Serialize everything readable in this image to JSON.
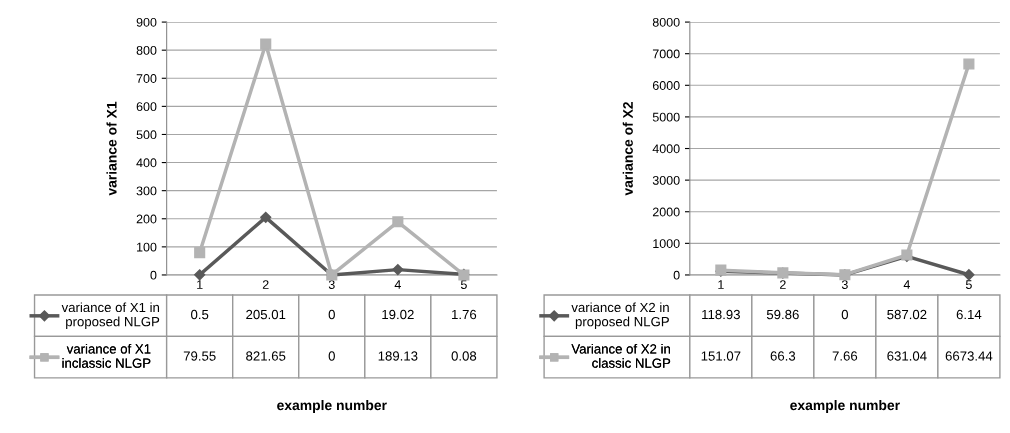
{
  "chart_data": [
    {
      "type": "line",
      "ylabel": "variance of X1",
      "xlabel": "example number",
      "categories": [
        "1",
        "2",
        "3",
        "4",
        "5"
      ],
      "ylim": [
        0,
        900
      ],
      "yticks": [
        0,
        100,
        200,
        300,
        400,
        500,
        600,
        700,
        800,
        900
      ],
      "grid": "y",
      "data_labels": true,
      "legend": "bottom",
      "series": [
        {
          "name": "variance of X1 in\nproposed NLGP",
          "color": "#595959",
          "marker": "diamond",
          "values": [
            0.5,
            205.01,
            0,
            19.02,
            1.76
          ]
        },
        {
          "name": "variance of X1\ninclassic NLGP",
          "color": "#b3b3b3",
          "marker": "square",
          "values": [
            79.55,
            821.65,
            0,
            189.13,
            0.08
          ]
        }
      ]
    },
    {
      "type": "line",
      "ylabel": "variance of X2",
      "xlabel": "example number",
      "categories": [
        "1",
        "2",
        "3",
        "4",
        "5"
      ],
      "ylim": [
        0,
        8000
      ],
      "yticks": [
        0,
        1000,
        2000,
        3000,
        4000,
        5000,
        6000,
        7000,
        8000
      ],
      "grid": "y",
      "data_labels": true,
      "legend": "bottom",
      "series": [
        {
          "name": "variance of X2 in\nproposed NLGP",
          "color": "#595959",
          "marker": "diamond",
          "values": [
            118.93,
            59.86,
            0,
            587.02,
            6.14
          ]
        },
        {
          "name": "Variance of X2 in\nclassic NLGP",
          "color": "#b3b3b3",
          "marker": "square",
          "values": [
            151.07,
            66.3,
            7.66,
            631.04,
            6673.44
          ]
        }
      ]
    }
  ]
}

*WHAT IS REQUIRED:* Find every line in the records that contains the word "nproposed"; copy those lines.

*THE OUTPUT:*
          "name": "variance of X1 in\nproposed NLGP",
          "name": "variance of X2 in\nproposed NLGP",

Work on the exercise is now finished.